(Material shown):
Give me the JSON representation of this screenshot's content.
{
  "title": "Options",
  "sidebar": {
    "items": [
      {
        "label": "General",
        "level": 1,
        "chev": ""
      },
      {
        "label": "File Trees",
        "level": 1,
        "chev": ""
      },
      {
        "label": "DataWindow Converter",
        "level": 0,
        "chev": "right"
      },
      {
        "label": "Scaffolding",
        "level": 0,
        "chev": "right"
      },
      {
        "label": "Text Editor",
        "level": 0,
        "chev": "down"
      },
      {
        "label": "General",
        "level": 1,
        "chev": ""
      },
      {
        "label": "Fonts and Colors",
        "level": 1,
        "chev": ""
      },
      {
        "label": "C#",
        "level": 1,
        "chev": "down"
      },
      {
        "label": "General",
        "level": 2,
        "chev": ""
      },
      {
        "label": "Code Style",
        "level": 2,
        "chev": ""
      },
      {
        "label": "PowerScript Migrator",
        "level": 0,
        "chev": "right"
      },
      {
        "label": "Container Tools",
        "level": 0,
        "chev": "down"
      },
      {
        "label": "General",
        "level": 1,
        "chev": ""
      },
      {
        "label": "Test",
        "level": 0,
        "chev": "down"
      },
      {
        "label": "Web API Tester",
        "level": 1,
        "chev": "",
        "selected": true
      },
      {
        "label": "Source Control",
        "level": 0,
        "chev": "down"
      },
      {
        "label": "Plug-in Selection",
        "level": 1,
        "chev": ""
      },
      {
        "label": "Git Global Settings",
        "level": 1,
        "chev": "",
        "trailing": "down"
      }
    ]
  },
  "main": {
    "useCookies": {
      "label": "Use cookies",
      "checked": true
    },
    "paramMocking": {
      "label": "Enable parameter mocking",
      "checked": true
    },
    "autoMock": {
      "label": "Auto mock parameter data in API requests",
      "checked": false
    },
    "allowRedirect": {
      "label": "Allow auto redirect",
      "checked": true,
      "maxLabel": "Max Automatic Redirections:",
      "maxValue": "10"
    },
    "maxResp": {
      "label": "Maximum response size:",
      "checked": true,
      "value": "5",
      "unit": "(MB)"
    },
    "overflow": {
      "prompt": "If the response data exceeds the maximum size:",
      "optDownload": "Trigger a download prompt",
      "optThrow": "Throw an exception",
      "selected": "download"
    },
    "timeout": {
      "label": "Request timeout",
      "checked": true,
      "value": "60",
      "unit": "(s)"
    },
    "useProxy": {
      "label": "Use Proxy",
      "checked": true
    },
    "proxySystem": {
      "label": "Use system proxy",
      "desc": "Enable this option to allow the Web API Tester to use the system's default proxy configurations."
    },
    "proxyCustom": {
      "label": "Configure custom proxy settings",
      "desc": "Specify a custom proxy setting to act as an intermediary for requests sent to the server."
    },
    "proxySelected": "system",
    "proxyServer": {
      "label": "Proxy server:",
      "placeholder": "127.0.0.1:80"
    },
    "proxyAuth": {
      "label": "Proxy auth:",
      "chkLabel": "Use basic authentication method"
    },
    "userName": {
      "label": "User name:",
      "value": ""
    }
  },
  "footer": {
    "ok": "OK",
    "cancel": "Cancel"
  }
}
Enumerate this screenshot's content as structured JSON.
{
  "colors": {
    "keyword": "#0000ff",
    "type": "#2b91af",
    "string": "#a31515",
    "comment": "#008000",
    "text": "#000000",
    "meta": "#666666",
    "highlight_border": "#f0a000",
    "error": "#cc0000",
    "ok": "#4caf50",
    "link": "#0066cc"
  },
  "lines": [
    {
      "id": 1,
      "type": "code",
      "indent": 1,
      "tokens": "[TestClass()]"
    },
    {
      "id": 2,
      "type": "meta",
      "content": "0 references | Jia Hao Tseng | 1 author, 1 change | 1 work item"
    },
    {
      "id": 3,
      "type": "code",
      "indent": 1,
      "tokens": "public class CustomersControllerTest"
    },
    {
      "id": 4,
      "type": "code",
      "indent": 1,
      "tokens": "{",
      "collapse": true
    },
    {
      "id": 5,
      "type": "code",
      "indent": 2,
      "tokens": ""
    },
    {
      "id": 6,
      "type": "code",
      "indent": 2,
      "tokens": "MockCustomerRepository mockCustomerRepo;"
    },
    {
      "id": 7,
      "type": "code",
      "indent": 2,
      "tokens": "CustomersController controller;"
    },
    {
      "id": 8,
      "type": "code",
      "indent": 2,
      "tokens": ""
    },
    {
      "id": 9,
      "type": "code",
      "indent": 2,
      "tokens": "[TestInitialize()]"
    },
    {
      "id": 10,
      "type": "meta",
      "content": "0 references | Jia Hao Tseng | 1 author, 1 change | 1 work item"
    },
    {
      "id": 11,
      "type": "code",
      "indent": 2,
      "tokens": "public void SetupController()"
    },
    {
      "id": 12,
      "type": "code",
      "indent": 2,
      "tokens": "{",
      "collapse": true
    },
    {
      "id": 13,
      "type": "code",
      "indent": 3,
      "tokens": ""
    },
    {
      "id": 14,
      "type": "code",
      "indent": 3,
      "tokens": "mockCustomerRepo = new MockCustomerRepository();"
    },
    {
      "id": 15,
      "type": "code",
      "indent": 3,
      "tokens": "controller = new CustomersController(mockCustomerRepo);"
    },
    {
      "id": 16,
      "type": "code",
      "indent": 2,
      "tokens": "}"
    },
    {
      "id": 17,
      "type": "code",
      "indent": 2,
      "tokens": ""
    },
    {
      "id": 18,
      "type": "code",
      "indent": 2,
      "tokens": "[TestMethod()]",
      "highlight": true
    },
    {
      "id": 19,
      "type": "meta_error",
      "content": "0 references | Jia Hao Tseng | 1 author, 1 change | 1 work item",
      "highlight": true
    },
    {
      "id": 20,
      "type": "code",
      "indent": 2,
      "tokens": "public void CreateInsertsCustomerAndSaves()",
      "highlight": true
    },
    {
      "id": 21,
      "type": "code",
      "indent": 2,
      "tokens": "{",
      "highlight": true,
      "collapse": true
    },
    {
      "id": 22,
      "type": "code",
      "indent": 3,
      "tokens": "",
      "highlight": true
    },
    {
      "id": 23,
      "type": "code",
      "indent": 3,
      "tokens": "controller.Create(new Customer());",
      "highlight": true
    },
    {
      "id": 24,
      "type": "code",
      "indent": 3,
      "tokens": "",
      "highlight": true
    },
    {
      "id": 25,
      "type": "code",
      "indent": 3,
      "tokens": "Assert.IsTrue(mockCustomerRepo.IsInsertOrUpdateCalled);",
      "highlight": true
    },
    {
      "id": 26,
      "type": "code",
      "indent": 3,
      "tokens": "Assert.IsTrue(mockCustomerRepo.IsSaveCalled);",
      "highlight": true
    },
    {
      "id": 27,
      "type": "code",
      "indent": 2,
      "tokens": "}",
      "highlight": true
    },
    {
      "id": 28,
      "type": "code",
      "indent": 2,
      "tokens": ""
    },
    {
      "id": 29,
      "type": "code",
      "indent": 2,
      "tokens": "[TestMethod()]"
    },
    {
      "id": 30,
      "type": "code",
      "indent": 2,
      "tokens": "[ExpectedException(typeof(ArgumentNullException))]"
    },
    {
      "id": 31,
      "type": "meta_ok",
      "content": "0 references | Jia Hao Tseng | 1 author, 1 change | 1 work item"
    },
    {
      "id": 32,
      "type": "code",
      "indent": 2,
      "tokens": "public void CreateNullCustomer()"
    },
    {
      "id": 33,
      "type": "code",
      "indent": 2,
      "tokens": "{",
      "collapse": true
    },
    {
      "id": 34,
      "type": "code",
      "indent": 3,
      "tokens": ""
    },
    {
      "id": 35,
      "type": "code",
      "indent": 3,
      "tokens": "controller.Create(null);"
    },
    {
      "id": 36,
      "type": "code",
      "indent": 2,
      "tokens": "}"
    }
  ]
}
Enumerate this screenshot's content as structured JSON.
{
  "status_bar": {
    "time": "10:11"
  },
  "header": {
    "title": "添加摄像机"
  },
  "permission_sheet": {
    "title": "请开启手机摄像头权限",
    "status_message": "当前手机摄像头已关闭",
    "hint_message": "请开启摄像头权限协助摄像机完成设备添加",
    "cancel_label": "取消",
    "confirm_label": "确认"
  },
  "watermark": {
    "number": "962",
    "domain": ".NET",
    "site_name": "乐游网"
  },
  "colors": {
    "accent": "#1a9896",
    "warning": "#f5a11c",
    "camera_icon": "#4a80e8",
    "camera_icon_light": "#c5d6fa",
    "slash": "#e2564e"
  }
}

(Stated exercise): List each line holding the string "void".

(Problem solution):
      "tokens": "public void SetupController()"
      "tokens": "public void CreateInsertsCustomerAndSaves()",
      "tokens": "public void CreateNullCustomer()"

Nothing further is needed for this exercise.